Work to complete:
Repeat the entries below exactly, pictures excluded.
BEGIN Input data
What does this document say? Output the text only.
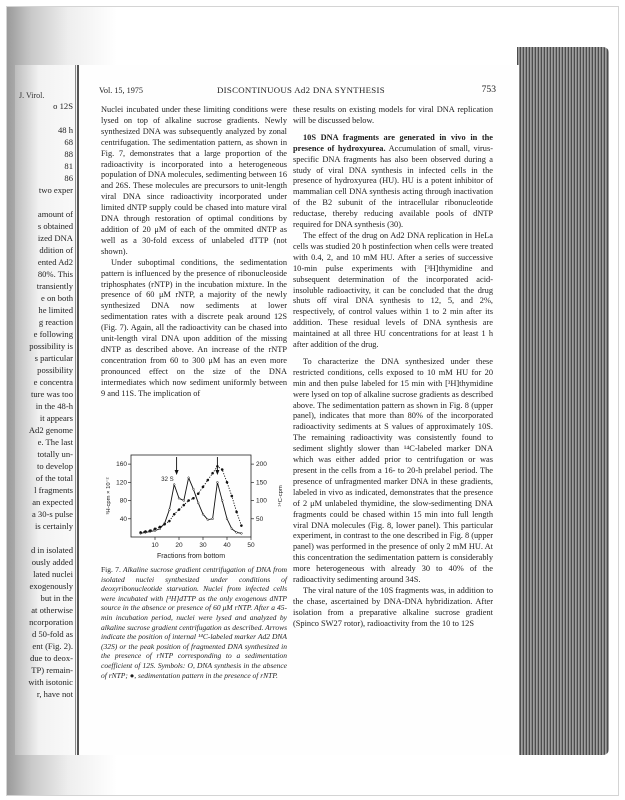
J. Virol.
o 12S

48 h
68
88
81
86
two exper

amount of
s obtained
ized DNA
ddition of
ented Ad2
80%. This
transiently
e on both
he limited
g reaction
e following
possibility is
s particular
possibility
e concentra
ture was too
in the 48-h
it appears
Ad2 genome
e. The last
totally un-
to develop
of the total
l fragments
an expected
a 30-s pulse
is certainly

d in isolated
ously added
lated nuclei
exogenously
but in the
at otherwise
ncorporation
d 50-fold as
ent (Fig. 2).
due to deox-
TP) remain-
with isotonic
r, have not
Vol. 15, 1975	DISCONTINUOUS Ad2 DNA SYNTHESIS	753

Nuclei incubated under these limiting conditions were lysed on top of alkaline sucrose gradients. Newly synthesized DNA was subsequently analyzed by zonal centrifugation. The sedimentation pattern, as shown in Fig. 7, demonstrates that a large proportion of the radioactivity is incorporated into a heterogeneous population of DNA molecules, sedimenting between 16 and 26S. These molecules are precursors to unit-length viral DNA since radioactivity incorporated under limited dNTP supply could be chased into mature viral DNA through restoration of optimal conditions by addition of 20 μM of each of the ommited dNTP as well as a 30-fold excess of unlabeled dTTP (not shown).

Under suboptimal conditions, the sedimentation pattern is influenced by the presence of ribonucleoside triphosphates (rNTP) in the incubation mixture. In the presence of 60 μM rNTP, a majority of the newly synthesized DNA now sediments at lower sedimentation rates with a discrete peak around 12S (Fig. 7). Again, all the radioactivity can be chased into unit-length viral DNA upon addition of the missing dNTP as described above. An increase of the rNTP concentration from 60 to 300 μM has an even more pronounced effect on the size of the DNA intermediates which now sediment uniformly between 9 and 11S. The implication of

10	20	30	40	50
160
120
80
40
200
150
100
50
Fractions from bottom
³H-cpm × 10⁻²	¹⁴C-cpm
32 S
Fig. 7. Alkaline sucrose gradient centrifugation of DNA from isolated nuclei synthesized under conditions of deoxyribonucleotide starvation. Nuclei from infected cells were incubated with [³H]dTTP as the only exogenous dNTP source in the absence or presence of 60 μM rNTP. After a 45-min incubation period, nuclei were lysed and analyzed by alkaline sucrose gradient centrifugation as described. Arrows indicate the position of internal ¹⁴C-labeled marker Ad2 DNA (32S) or the peak position of fragmented DNA synthesized in the presence of rNTP corresponding to a sedimentation coefficient of 12S. Symbols: O, DNA synthesis in the absence of rNTP; ●, sedimentation pattern in the presence of rNTP.

these results on existing models for viral DNA replication will be discussed below.

10S DNA fragments are generated in vivo in the presence of hydroxyurea. Accumulation of small, virus-specific DNA fragments has also been observed during a study of viral DNA synthesis in infected cells in the presence of hydroxyurea (HU). HU is a potent inhibitor of mammalian cell DNA synthesis acting through inactivation of the B2 subunit of the intracellular ribonucleotide reductase, thereby reducing available pools of dNTP required for DNA synthesis (30).

The effect of the drug on Ad2 DNA replication in HeLa cells was studied 20 h postinfection when cells were treated with 0.4, 2, and 10 mM HU. After a series of successive 10-min pulse experiments with [³H]thymidine and subsequent determination of the incorporated acid-insoluble radioactivity, it can be concluded that the drug shuts off viral DNA synthesis to 12, 5, and 2%, respectively, of control values within 1 to 2 min after its addition. These residual levels of DNA synthesis are maintained at all three HU concentrations for at least 1 h after addition of the drug.

To characterize the DNA synthesized under these restricted conditions, cells exposed to 10 mM HU for 20 min and then pulse labeled for 15 min with [³H]thymidine were lysed on top of alkaline sucrose gradients as described above. The sedimentation pattern as shown in Fig. 8 (upper panel), indicates that more than 80% of the incorporated radioactivity sediments at S values of approximately 10S. The remaining radioactivity was consistently found to sediment slightly slower than ¹⁴C-labeled marker DNA which was either added prior to centrifugation or was present in the cells from a 16- to 20-h prelabel period. The presence of unfragmented marker DNA in these gradients, labeled in vivo as indicated, demonstrates that the presence of 2 μM unlabeled thymidine, the slow-sedimenting DNA fragments could be chased within 15 min into full length viral DNA molecules (Fig. 8, lower panel). This particular experiment, in contrast to the one described in Fig. 8 (upper panel) was performed in the presence of only 2 mM HU. At this concentration the sedimentation pattern is considerably more heterogeneous with already 30 to 40% of the radioactivity sedimenting around 34S.

The viral nature of the 10S fragments was, in addition to the chase, ascertained by DNA-DNA hybridization. After isolation from a preparative alkaline sucrose gradient (Spinco SW27 rotor), radioactivity from the 10 to 12S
END Input data
Output for this task:
What does this document say? Output the text only.
J. Virol.
o 12S

48 h
68
88
81
86
two exper

amount of
s obtained
ized DNA
ddition of
ented Ad2
80%. This
transiently
e on both
he limited
g reaction
e following
possibility is
s particular
possibility
e concentra
ture was too
in the 48-h
it appears
Ad2 genome
e. The last
totally un-
to develop
of the total
l fragments
an expected
a 30-s pulse
is certainly

d in isolated
ously added
lated nuclei
exogenously
but in the
at otherwise
ncorporation
d 50-fold as
ent (Fig. 2).
due to deox-
TP) remain-
with isotonic
r, have not
Vol. 15, 1975	DISCONTINUOUS Ad2 DNA SYNTHESIS	753

Nuclei incubated under these limiting conditions were lysed on top of alkaline sucrose gradients. Newly synthesized DNA was subsequently analyzed by zonal centrifugation. The sedimentation pattern, as shown in Fig. 7, demonstrates that a large proportion of the radioactivity is incorporated into a heterogeneous population of DNA molecules, sedimenting between 16 and 26S. These molecules are precursors to unit-length viral DNA since radioactivity incorporated under limited dNTP supply could be chased into mature viral DNA through restoration of optimal conditions by addition of 20 μM of each of the ommited dNTP as well as a 30-fold excess of unlabeled dTTP (not shown).

Under suboptimal conditions, the sedimentation pattern is influenced by the presence of ribonucleoside triphosphates (rNTP) in the incubation mixture. In the presence of 60 μM rNTP, a majority of the newly synthesized DNA now sediments at lower sedimentation rates with a discrete peak around 12S (Fig. 7). Again, all the radioactivity can be chased into unit-length viral DNA upon addition of the missing dNTP as described above. An increase of the rNTP concentration from 60 to 300 μM has an even more pronounced effect on the size of the DNA intermediates which now sediment uniformly between 9 and 11S. The implication of

10	20	30	40	50
160
120
80
40
200
150
100
50
Fractions from bottom
³H-cpm × 10⁻²	¹⁴C-cpm
32 S
Fig. 7. Alkaline sucrose gradient centrifugation of DNA from isolated nuclei synthesized under conditions of deoxyribonucleotide starvation. Nuclei from infected cells were incubated with [³H]dTTP as the only exogenous dNTP source in the absence or presence of 60 μM rNTP. After a 45-min incubation period, nuclei were lysed and analyzed by alkaline sucrose gradient centrifugation as described. Arrows indicate the position of internal ¹⁴C-labeled marker Ad2 DNA (32S) or the peak position of fragmented DNA synthesized in the presence of rNTP corresponding to a sedimentation coefficient of 12S. Symbols: O, DNA synthesis in the absence of rNTP; ●, sedimentation pattern in the presence of rNTP.

these results on existing models for viral DNA replication will be discussed below.

10S DNA fragments are generated in vivo in the presence of hydroxyurea. Accumulation of small, virus-specific DNA fragments has also been observed during a study of viral DNA synthesis in infected cells in the presence of hydroxyurea (HU). HU is a potent inhibitor of mammalian cell DNA synthesis acting through inactivation of the B2 subunit of the intracellular ribonucleotide reductase, thereby reducing available pools of dNTP required for DNA synthesis (30).

The effect of the drug on Ad2 DNA replication in HeLa cells was studied 20 h postinfection when cells were treated with 0.4, 2, and 10 mM HU. After a series of successive 10-min pulse experiments with [³H]thymidine and subsequent determination of the incorporated acid-insoluble radioactivity, it can be concluded that the drug shuts off viral DNA synthesis to 12, 5, and 2%, respectively, of control values within 1 to 2 min after its addition. These residual levels of DNA synthesis are maintained at all three HU concentrations for at least 1 h after addition of the drug.

To characterize the DNA synthesized under these restricted conditions, cells exposed to 10 mM HU for 20 min and then pulse labeled for 15 min with [³H]thymidine were lysed on top of alkaline sucrose gradients as described above. The sedimentation pattern as shown in Fig. 8 (upper panel), indicates that more than 80% of the incorporated radioactivity sediments at S values of approximately 10S. The remaining radioactivity was consistently found to sediment slightly slower than ¹⁴C-labeled marker DNA which was either added prior to centrifugation or was present in the cells from a 16- to 20-h prelabel period. The presence of unfragmented marker DNA in these gradients, labeled in vivo as indicated, demonstrates that the presence of 2 μM unlabeled thymidine, the slow-sedimenting DNA fragments could be chased within 15 min into full length viral DNA molecules (Fig. 8, lower panel). This particular experiment, in contrast to the one described in Fig. 8 (upper panel) was performed in the presence of only 2 mM HU. At this concentration the sedimentation pattern is considerably more heterogeneous with already 30 to 40% of the radioactivity sedimenting around 34S.

The viral nature of the 10S fragments was, in addition to the chase, ascertained by DNA-DNA hybridization. After isolation from a preparative alkaline sucrose gradient (Spinco SW27 rotor), radioactivity from the 10 to 12S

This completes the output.